* [What you will do]:
Pull every line containing "russe" out of the material below.

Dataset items
★ ★ ★ ★ ★ ★ ★
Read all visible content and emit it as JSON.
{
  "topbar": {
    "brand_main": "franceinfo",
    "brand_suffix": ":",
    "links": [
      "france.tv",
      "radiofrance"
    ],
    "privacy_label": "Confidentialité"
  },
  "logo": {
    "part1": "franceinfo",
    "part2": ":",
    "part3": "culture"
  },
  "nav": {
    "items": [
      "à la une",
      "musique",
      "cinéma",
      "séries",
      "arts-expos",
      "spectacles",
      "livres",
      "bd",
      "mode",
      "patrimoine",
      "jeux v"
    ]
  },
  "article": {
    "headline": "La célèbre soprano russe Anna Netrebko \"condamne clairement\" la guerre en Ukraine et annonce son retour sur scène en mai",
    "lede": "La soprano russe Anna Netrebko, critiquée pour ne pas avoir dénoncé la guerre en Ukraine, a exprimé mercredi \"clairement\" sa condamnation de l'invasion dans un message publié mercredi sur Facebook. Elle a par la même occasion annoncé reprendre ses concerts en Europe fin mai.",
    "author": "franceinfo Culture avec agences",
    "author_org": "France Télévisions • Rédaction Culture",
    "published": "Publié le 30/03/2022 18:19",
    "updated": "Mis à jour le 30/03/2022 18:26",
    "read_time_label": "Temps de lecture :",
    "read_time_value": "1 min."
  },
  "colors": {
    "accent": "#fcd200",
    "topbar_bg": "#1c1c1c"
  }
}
★ ★ ★ ★ ★ ★ ★
* [Output]:
    "headline": "La célèbre soprano russe Anna Netrebko \"condamne clairement\" la guerre en Ukraine et annonce son retour sur scène en mai",
    "lede": "La soprano russe Anna Netrebko, critiquée pour ne pas avoir dénoncé la guerre en Ukraine, a exprimé mercredi \"clairement\" sa condamnation de l'invasion dans un message publié mercredi sur Facebook. Elle a par la même occasion annoncé reprendre ses concerts en Europe fin mai.",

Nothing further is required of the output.